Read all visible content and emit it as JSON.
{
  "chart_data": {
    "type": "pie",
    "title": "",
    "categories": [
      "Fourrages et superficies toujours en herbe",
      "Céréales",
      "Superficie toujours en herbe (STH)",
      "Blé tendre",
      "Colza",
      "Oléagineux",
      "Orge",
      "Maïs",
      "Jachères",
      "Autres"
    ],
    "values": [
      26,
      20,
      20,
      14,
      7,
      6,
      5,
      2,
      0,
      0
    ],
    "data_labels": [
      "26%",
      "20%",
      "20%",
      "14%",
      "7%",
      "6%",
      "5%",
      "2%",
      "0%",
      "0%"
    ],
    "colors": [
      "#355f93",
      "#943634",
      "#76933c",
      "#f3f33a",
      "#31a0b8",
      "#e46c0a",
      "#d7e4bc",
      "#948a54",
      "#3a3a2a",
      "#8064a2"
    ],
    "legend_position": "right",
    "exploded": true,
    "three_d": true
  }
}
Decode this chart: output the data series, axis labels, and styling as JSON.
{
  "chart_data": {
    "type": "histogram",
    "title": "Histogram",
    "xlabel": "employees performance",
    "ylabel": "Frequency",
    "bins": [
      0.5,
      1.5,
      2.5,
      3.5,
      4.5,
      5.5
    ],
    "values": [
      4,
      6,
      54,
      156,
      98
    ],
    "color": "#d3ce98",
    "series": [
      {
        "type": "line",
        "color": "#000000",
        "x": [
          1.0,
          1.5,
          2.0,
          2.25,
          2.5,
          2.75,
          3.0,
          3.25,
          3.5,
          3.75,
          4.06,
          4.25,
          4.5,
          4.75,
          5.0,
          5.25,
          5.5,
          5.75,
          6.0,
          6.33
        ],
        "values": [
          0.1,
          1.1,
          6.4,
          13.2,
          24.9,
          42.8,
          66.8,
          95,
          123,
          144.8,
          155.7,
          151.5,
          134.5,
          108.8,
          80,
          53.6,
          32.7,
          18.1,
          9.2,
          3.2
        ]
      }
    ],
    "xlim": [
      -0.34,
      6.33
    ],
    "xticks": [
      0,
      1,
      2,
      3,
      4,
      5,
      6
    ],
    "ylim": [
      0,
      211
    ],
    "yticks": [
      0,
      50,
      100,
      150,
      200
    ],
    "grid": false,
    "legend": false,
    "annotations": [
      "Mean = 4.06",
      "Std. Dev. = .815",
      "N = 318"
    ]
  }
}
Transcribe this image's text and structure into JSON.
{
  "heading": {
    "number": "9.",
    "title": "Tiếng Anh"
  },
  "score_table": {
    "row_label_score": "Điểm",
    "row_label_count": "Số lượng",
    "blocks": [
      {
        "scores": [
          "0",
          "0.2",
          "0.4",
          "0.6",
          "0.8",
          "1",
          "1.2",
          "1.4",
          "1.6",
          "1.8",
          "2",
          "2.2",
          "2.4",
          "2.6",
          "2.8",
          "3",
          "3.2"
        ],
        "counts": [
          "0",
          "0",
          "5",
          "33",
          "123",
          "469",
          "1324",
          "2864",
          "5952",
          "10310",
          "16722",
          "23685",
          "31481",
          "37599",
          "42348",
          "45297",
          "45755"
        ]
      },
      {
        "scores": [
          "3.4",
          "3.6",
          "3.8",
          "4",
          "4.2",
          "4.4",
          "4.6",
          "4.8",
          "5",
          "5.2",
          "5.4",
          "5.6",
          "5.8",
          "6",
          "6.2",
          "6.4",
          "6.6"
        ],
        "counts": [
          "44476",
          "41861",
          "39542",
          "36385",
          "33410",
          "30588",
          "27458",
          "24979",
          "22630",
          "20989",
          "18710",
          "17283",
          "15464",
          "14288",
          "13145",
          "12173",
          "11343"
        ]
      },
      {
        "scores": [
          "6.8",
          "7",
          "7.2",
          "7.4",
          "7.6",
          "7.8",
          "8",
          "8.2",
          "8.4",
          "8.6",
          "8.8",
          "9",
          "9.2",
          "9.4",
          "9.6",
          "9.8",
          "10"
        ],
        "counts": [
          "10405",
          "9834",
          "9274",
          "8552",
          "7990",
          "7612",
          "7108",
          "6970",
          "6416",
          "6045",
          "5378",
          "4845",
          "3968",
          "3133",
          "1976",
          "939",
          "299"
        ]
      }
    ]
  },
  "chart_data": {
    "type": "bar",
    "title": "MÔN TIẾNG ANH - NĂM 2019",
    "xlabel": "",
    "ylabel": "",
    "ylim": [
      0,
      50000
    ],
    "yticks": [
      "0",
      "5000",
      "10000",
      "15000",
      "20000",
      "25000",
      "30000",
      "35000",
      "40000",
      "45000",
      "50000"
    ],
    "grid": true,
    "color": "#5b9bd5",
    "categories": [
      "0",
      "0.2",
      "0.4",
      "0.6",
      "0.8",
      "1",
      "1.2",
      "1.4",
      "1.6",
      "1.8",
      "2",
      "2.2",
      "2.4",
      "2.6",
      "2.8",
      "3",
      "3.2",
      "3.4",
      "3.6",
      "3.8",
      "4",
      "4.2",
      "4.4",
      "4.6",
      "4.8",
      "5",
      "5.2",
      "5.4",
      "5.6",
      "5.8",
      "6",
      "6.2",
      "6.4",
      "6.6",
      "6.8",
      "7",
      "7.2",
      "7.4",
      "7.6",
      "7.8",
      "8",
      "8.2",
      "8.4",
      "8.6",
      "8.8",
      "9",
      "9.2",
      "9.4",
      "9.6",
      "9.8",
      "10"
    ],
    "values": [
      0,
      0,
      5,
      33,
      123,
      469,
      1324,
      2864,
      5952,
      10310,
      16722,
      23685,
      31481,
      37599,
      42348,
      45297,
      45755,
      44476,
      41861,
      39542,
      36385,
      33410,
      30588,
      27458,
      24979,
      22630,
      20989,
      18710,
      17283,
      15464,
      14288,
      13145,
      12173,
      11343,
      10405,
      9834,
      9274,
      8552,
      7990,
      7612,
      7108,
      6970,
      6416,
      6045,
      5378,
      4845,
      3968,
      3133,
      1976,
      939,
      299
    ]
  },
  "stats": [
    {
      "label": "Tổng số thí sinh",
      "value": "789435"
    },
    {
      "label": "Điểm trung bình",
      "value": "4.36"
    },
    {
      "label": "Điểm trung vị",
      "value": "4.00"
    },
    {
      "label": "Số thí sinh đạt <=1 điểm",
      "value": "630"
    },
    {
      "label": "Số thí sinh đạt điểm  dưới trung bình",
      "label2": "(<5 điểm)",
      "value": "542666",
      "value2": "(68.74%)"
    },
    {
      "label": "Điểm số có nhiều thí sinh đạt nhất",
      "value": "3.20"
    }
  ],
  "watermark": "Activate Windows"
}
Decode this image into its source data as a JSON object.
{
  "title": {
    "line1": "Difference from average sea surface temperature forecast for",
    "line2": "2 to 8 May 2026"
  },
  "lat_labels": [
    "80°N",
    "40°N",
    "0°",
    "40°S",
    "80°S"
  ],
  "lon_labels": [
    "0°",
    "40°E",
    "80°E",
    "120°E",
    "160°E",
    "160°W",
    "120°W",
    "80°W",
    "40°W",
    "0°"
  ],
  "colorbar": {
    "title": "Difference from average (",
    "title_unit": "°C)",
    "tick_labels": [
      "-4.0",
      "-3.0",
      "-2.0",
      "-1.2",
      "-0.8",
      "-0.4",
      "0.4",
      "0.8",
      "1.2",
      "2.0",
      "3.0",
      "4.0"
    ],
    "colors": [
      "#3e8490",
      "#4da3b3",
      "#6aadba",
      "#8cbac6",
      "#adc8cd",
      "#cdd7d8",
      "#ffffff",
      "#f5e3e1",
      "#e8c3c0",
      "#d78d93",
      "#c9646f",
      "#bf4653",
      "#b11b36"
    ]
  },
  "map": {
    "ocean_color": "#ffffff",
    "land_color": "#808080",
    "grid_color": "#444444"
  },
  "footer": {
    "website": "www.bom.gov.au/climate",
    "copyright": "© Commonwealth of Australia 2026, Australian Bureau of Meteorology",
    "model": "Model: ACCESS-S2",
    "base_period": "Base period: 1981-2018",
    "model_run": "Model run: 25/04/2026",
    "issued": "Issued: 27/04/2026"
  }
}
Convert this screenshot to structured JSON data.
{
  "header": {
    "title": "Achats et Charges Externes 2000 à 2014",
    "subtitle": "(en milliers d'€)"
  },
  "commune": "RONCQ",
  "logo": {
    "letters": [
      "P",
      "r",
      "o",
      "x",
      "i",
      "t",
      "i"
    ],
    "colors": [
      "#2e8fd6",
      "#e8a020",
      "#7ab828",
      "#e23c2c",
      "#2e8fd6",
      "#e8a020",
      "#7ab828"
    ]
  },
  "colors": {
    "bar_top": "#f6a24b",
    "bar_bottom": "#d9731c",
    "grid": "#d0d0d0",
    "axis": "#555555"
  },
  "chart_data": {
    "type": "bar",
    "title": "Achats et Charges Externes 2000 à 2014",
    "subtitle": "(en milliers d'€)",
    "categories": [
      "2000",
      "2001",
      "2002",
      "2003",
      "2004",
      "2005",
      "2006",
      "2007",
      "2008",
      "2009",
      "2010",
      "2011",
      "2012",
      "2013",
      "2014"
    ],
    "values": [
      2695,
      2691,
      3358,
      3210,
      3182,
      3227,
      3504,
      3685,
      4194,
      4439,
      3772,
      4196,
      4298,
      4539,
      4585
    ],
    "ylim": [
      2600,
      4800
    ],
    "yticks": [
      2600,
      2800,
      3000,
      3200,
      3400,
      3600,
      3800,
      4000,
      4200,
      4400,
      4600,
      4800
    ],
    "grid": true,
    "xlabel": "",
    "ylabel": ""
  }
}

::::

Scan the data above; copy every line where "from" appears.

    "line1": "Difference from average sea surface temperature forecast for",
    "title": "Difference from average (",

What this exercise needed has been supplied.